**Instruction**.
The records below are to be repeated in full, exactly as they are.

Extracts from a graphics dataset
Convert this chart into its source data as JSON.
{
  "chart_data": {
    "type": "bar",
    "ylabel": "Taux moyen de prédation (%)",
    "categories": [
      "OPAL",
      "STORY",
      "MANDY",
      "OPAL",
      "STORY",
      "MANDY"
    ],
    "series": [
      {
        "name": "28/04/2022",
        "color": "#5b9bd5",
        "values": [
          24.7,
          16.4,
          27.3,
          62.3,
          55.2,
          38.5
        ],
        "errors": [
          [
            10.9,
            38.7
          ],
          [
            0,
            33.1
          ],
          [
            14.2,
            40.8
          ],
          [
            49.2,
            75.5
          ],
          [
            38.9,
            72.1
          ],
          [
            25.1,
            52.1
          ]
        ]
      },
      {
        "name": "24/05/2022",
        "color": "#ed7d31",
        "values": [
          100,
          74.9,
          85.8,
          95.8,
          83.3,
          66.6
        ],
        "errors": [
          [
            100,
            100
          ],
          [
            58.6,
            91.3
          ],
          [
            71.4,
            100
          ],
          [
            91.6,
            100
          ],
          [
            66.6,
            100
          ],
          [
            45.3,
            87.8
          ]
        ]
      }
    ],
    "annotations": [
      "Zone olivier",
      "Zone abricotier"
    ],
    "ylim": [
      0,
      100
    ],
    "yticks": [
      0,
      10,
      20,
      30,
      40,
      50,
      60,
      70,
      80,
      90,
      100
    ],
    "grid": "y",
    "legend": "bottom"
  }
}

**The response**.
Convert this chart into its source data as JSON.
{
  "chart_data": {
    "type": "bar",
    "ylabel": "Taux moyen de prédation (%)",
    "categories": [
      "OPAL",
      "STORY",
      "MANDY",
      "OPAL",
      "STORY",
      "MANDY"
    ],
    "series": [
      {
        "name": "28/04/2022",
        "color": "#5b9bd5",
        "values": [
          24.7,
          16.4,
          27.3,
          62.3,
          55.2,
          38.5
        ],
        "errors": [
          [
            10.9,
            38.7
          ],
          [
            0,
            33.1
          ],
          [
            14.2,
            40.8
          ],
          [
            49.2,
            75.5
          ],
          [
            38.9,
            72.1
          ],
          [
            25.1,
            52.1
          ]
        ]
      },
      {
        "name": "24/05/2022",
        "color": "#ed7d31",
        "values": [
          100,
          74.9,
          85.8,
          95.8,
          83.3,
          66.6
        ],
        "errors": [
          [
            100,
            100
          ],
          [
            58.6,
            91.3
          ],
          [
            71.4,
            100
          ],
          [
            91.6,
            100
          ],
          [
            66.6,
            100
          ],
          [
            45.3,
            87.8
          ]
        ]
      }
    ],
    "annotations": [
      "Zone olivier",
      "Zone abricotier"
    ],
    "ylim": [
      0,
      100
    ],
    "yticks": [
      0,
      10,
      20,
      30,
      40,
      50,
      60,
      70,
      80,
      90,
      100
    ],
    "grid": "y",
    "legend": "bottom"
  }
}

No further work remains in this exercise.